§ Task input:

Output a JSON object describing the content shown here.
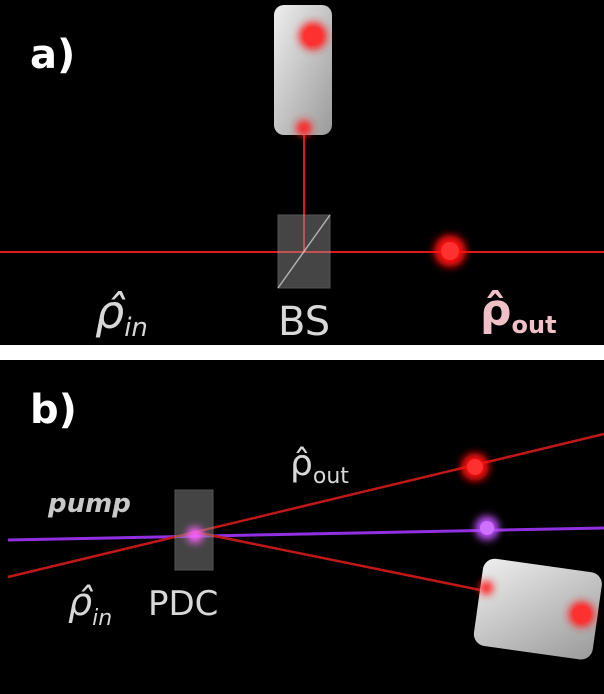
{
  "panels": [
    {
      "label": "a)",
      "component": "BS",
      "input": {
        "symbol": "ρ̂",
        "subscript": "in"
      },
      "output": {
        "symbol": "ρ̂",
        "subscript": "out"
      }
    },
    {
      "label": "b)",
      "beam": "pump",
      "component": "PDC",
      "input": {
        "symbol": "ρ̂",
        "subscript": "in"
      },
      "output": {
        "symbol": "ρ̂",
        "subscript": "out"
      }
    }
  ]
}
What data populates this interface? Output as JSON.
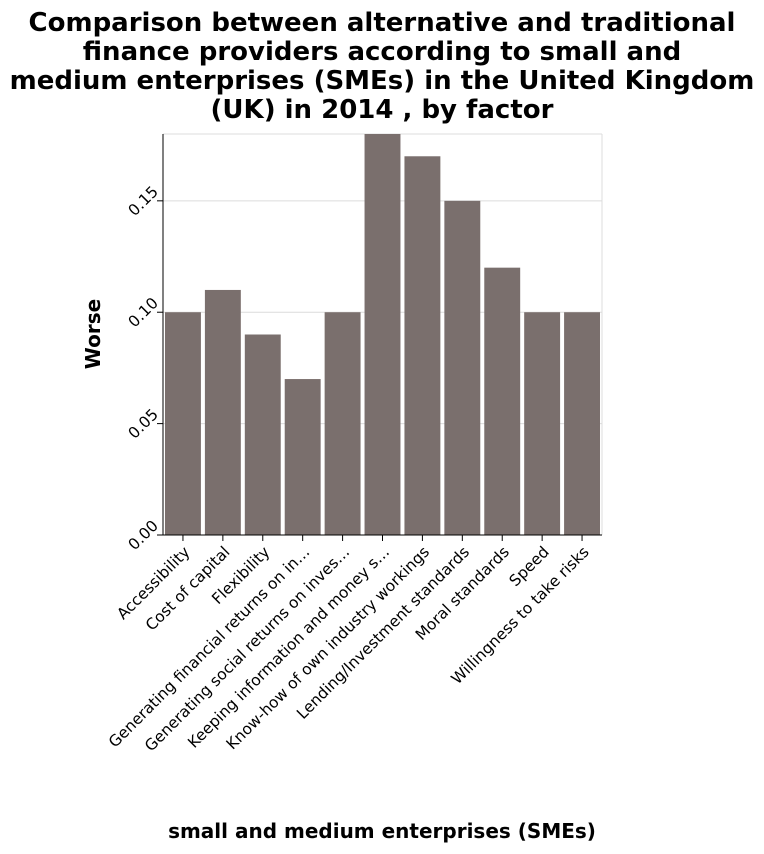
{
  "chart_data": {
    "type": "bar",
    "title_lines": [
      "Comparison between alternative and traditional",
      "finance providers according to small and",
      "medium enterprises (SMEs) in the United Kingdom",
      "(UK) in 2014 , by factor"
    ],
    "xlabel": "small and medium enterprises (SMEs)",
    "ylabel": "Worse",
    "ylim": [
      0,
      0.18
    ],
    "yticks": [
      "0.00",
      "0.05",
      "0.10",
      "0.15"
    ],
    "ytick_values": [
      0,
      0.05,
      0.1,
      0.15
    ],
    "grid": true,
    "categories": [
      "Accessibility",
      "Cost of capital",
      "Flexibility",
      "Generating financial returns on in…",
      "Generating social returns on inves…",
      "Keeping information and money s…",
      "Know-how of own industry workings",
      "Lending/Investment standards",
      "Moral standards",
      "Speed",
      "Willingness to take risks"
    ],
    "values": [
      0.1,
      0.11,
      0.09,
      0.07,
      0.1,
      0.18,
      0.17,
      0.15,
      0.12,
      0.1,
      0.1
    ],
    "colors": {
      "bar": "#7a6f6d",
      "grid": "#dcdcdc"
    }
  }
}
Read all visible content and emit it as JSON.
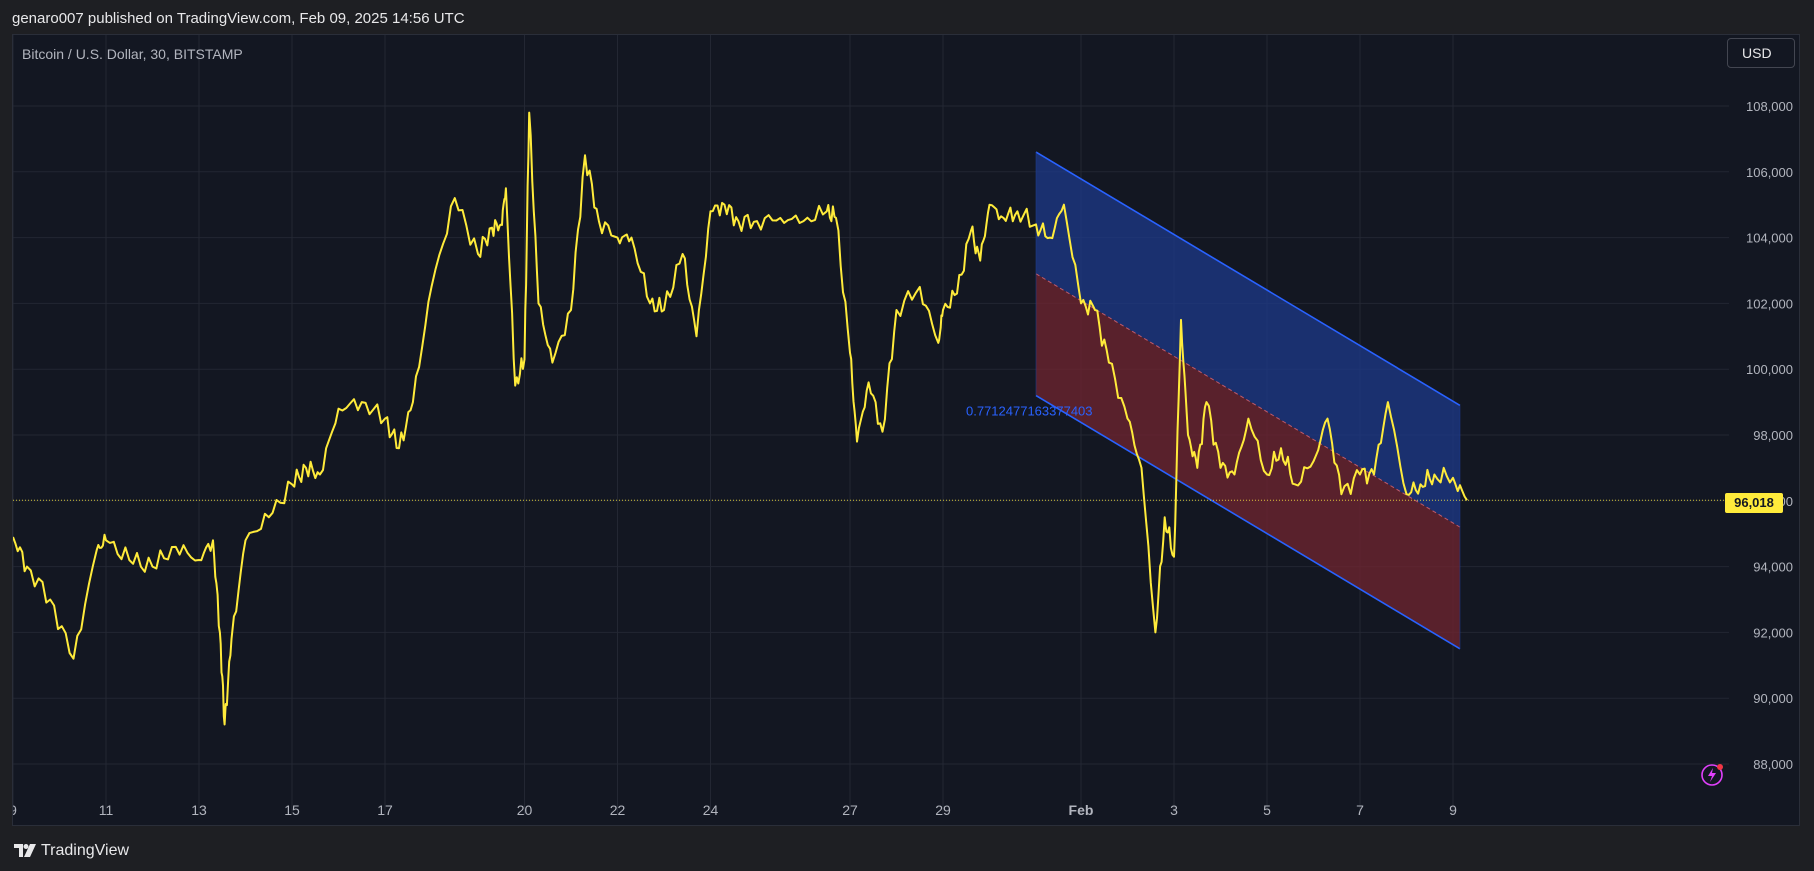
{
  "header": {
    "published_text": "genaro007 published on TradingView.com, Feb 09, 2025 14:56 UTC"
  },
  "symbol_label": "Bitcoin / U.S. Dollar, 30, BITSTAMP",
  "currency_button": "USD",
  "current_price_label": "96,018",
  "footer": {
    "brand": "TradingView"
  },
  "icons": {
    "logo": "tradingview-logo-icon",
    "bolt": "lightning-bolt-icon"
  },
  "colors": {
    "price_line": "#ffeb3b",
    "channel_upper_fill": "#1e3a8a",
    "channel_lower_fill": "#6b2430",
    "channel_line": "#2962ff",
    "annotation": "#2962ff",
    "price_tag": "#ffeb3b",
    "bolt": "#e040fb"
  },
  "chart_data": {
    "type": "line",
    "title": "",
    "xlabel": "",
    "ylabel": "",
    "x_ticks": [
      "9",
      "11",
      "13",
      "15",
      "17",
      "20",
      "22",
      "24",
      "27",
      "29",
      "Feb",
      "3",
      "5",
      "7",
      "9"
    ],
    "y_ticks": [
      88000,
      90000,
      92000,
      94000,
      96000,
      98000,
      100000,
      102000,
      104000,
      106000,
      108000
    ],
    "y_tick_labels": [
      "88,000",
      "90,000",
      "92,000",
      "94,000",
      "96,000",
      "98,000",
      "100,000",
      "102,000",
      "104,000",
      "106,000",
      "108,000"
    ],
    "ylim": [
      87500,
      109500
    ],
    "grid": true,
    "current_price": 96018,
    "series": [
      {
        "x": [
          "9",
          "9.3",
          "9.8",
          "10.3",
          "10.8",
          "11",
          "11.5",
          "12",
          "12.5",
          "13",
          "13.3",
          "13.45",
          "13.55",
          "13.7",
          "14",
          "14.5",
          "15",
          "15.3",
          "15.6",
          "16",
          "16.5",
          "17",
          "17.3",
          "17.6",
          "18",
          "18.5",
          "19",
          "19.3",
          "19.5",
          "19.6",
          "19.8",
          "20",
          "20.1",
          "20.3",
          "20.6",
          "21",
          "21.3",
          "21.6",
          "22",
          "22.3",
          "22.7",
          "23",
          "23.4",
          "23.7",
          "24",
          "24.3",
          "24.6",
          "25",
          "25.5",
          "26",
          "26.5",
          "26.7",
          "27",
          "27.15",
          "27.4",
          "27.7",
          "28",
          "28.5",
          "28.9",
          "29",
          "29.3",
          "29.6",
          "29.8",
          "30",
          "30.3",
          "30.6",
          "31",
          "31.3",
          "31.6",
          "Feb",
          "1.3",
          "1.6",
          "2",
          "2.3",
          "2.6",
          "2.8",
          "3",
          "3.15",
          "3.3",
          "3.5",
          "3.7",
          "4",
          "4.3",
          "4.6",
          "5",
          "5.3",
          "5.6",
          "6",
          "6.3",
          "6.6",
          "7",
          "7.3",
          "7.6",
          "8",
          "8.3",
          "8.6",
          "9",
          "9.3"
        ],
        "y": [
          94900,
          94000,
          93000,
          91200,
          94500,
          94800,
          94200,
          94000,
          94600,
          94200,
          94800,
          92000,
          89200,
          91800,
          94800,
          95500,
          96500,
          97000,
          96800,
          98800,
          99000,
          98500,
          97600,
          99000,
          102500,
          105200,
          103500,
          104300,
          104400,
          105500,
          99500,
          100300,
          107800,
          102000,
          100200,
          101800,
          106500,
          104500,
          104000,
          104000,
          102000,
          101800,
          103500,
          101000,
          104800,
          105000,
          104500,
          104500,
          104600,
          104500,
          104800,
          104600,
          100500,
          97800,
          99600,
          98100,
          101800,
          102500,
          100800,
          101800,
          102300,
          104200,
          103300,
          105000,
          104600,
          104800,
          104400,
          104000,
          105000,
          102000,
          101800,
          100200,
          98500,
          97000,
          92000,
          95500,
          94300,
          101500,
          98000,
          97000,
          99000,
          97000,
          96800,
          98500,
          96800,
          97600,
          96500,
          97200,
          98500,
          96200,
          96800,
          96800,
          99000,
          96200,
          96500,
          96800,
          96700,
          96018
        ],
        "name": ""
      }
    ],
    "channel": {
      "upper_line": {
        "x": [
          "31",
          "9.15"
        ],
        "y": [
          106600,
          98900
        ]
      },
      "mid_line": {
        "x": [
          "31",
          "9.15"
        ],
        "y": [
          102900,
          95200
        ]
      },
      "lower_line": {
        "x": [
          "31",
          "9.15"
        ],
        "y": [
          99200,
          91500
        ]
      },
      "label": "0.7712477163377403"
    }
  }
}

§ Task statement:
Restate the data above word for word. Do not include the images.

§ Answer to the task:
Output a JSON object describing the content shown here.
{
  "panels": [
    {
      "label": "a)",
      "component": "BS",
      "input": {
        "symbol": "ρ̂",
        "subscript": "in"
      },
      "output": {
        "symbol": "ρ̂",
        "subscript": "out"
      }
    },
    {
      "label": "b)",
      "beam": "pump",
      "component": "PDC",
      "input": {
        "symbol": "ρ̂",
        "subscript": "in"
      },
      "output": {
        "symbol": "ρ̂",
        "subscript": "out"
      }
    }
  ]
}
What data populates this interface? Output as JSON.
{
  "chart_data": {
    "type": "bar",
    "title_lines": [
      "Comparison between alternative and traditional",
      "finance providers according to small and",
      "medium enterprises (SMEs) in the United Kingdom",
      "(UK) in 2014 , by factor"
    ],
    "xlabel": "small and medium enterprises (SMEs)",
    "ylabel": "Worse",
    "ylim": [
      0,
      0.18
    ],
    "yticks": [
      "0.00",
      "0.05",
      "0.10",
      "0.15"
    ],
    "ytick_values": [
      0,
      0.05,
      0.1,
      0.15
    ],
    "grid": true,
    "categories": [
      "Accessibility",
      "Cost of capital",
      "Flexibility",
      "Generating financial returns on in…",
      "Generating social returns on inves…",
      "Keeping information and money s…",
      "Know-how of own industry workings",
      "Lending/Investment standards",
      "Moral standards",
      "Speed",
      "Willingness to take risks"
    ],
    "values": [
      0.1,
      0.11,
      0.09,
      0.07,
      0.1,
      0.18,
      0.17,
      0.15,
      0.12,
      0.1,
      0.1
    ],
    "colors": {
      "bar": "#7a6f6d",
      "grid": "#dcdcdc"
    }
  }
}
Read all visible content and emit it as JSON.
{
  "header": {
    "published_text": "genaro007 published on TradingView.com, Feb 09, 2025 14:56 UTC"
  },
  "symbol_label": "Bitcoin / U.S. Dollar, 30, BITSTAMP",
  "currency_button": "USD",
  "current_price_label": "96,018",
  "footer": {
    "brand": "TradingView"
  },
  "icons": {
    "logo": "tradingview-logo-icon",
    "bolt": "lightning-bolt-icon"
  },
  "colors": {
    "price_line": "#ffeb3b",
    "channel_upper_fill": "#1e3a8a",
    "channel_lower_fill": "#6b2430",
    "channel_line": "#2962ff",
    "annotation": "#2962ff",
    "price_tag": "#ffeb3b",
    "bolt": "#e040fb"
  },
  "chart_data": {
    "type": "line",
    "title": "",
    "xlabel": "",
    "ylabel": "",
    "x_ticks": [
      "9",
      "11",
      "13",
      "15",
      "17",
      "20",
      "22",
      "24",
      "27",
      "29",
      "Feb",
      "3",
      "5",
      "7",
      "9"
    ],
    "y_ticks": [
      88000,
      90000,
      92000,
      94000,
      96000,
      98000,
      100000,
      102000,
      104000,
      106000,
      108000
    ],
    "y_tick_labels": [
      "88,000",
      "90,000",
      "92,000",
      "94,000",
      "96,000",
      "98,000",
      "100,000",
      "102,000",
      "104,000",
      "106,000",
      "108,000"
    ],
    "ylim": [
      87500,
      109500
    ],
    "grid": true,
    "current_price": 96018,
    "series": [
      {
        "x": [
          "9",
          "9.3",
          "9.8",
          "10.3",
          "10.8",
          "11",
          "11.5",
          "12",
          "12.5",
          "13",
          "13.3",
          "13.45",
          "13.55",
          "13.7",
          "14",
          "14.5",
          "15",
          "15.3",
          "15.6",
          "16",
          "16.5",
          "17",
          "17.3",
          "17.6",
          "18",
          "18.5",
          "19",
          "19.3",
          "19.5",
          "19.6",
          "19.8",
          "20",
          "20.1",
          "20.3",
          "20.6",
          "21",
          "21.3",
          "21.6",
          "22",
          "22.3",
          "22.7",
          "23",
          "23.4",
          "23.7",
          "24",
          "24.3",
          "24.6",
          "25",
          "25.5",
          "26",
          "26.5",
          "26.7",
          "27",
          "27.15",
          "27.4",
          "27.7",
          "28",
          "28.5",
          "28.9",
          "29",
          "29.3",
          "29.6",
          "29.8",
          "30",
          "30.3",
          "30.6",
          "31",
          "31.3",
          "31.6",
          "Feb",
          "1.3",
          "1.6",
          "2",
          "2.3",
          "2.6",
          "2.8",
          "3",
          "3.15",
          "3.3",
          "3.5",
          "3.7",
          "4",
          "4.3",
          "4.6",
          "5",
          "5.3",
          "5.6",
          "6",
          "6.3",
          "6.6",
          "7",
          "7.3",
          "7.6",
          "8",
          "8.3",
          "8.6",
          "9",
          "9.3"
        ],
        "y": [
          94900,
          94000,
          93000,
          91200,
          94500,
          94800,
          94200,
          94000,
          94600,
          94200,
          94800,
          92000,
          89200,
          91800,
          94800,
          95500,
          96500,
          97000,
          96800,
          98800,
          99000,
          98500,
          97600,
          99000,
          102500,
          105200,
          103500,
          104300,
          104400,
          105500,
          99500,
          100300,
          107800,
          102000,
          100200,
          101800,
          106500,
          104500,
          104000,
          104000,
          102000,
          101800,
          103500,
          101000,
          104800,
          105000,
          104500,
          104500,
          104600,
          104500,
          104800,
          104600,
          100500,
          97800,
          99600,
          98100,
          101800,
          102500,
          100800,
          101800,
          102300,
          104200,
          103300,
          105000,
          104600,
          104800,
          104400,
          104000,
          105000,
          102000,
          101800,
          100200,
          98500,
          97000,
          92000,
          95500,
          94300,
          101500,
          98000,
          97000,
          99000,
          97000,
          96800,
          98500,
          96800,
          97600,
          96500,
          97200,
          98500,
          96200,
          96800,
          96800,
          99000,
          96200,
          96500,
          96800,
          96700,
          96018
        ],
        "name": ""
      }
    ],
    "channel": {
      "upper_line": {
        "x": [
          "31",
          "9.15"
        ],
        "y": [
          106600,
          98900
        ]
      },
      "mid_line": {
        "x": [
          "31",
          "9.15"
        ],
        "y": [
          102900,
          95200
        ]
      },
      "lower_line": {
        "x": [
          "31",
          "9.15"
        ],
        "y": [
          99200,
          91500
        ]
      },
      "label": "0.7712477163377403"
    }
  }
}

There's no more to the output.